Each line that follows should be printed again exactly as it stands.

==== Dataset content

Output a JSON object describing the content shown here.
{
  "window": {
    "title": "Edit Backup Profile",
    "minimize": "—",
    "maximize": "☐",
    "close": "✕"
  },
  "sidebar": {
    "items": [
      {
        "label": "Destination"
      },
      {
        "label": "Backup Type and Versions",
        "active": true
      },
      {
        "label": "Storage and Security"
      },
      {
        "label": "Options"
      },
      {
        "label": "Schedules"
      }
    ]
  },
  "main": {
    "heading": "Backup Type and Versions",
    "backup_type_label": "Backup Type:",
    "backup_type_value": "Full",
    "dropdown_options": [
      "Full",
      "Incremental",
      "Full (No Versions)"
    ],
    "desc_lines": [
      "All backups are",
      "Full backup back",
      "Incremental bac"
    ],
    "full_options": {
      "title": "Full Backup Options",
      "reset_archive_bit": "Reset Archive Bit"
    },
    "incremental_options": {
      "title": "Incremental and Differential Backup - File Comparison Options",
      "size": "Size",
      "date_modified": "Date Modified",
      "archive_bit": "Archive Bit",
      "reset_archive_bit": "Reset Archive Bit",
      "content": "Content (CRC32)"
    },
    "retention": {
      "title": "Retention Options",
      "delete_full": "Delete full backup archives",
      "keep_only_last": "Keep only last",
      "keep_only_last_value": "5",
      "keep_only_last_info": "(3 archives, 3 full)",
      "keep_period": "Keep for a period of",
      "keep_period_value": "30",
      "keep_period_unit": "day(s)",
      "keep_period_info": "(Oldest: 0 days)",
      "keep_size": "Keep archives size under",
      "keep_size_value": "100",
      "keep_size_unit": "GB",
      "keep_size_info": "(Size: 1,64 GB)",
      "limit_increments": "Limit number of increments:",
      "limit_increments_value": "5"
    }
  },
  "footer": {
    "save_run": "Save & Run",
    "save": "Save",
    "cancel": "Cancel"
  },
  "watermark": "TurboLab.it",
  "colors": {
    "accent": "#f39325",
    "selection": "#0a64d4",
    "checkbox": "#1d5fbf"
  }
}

========

*Written response*
Output a JSON object describing the content shown here.
{
  "window": {
    "title": "Edit Backup Profile",
    "minimize": "—",
    "maximize": "☐",
    "close": "✕"
  },
  "sidebar": {
    "items": [
      {
        "label": "Destination"
      },
      {
        "label": "Backup Type and Versions",
        "active": true
      },
      {
        "label": "Storage and Security"
      },
      {
        "label": "Options"
      },
      {
        "label": "Schedules"
      }
    ]
  },
  "main": {
    "heading": "Backup Type and Versions",
    "backup_type_label": "Backup Type:",
    "backup_type_value": "Full",
    "dropdown_options": [
      "Full",
      "Incremental",
      "Full (No Versions)"
    ],
    "desc_lines": [
      "All backups are",
      "Full backup back",
      "Incremental bac"
    ],
    "full_options": {
      "title": "Full Backup Options",
      "reset_archive_bit": "Reset Archive Bit"
    },
    "incremental_options": {
      "title": "Incremental and Differential Backup - File Comparison Options",
      "size": "Size",
      "date_modified": "Date Modified",
      "archive_bit": "Archive Bit",
      "reset_archive_bit": "Reset Archive Bit",
      "content": "Content (CRC32)"
    },
    "retention": {
      "title": "Retention Options",
      "delete_full": "Delete full backup archives",
      "keep_only_last": "Keep only last",
      "keep_only_last_value": "5",
      "keep_only_last_info": "(3 archives, 3 full)",
      "keep_period": "Keep for a period of",
      "keep_period_value": "30",
      "keep_period_unit": "day(s)",
      "keep_period_info": "(Oldest: 0 days)",
      "keep_size": "Keep archives size under",
      "keep_size_value": "100",
      "keep_size_unit": "GB",
      "keep_size_info": "(Size: 1,64 GB)",
      "limit_increments": "Limit number of increments:",
      "limit_increments_value": "5"
    }
  },
  "footer": {
    "save_run": "Save & Run",
    "save": "Save",
    "cancel": "Cancel"
  },
  "watermark": "TurboLab.it",
  "colors": {
    "accent": "#f39325",
    "selection": "#0a64d4",
    "checkbox": "#1d5fbf"
  }
}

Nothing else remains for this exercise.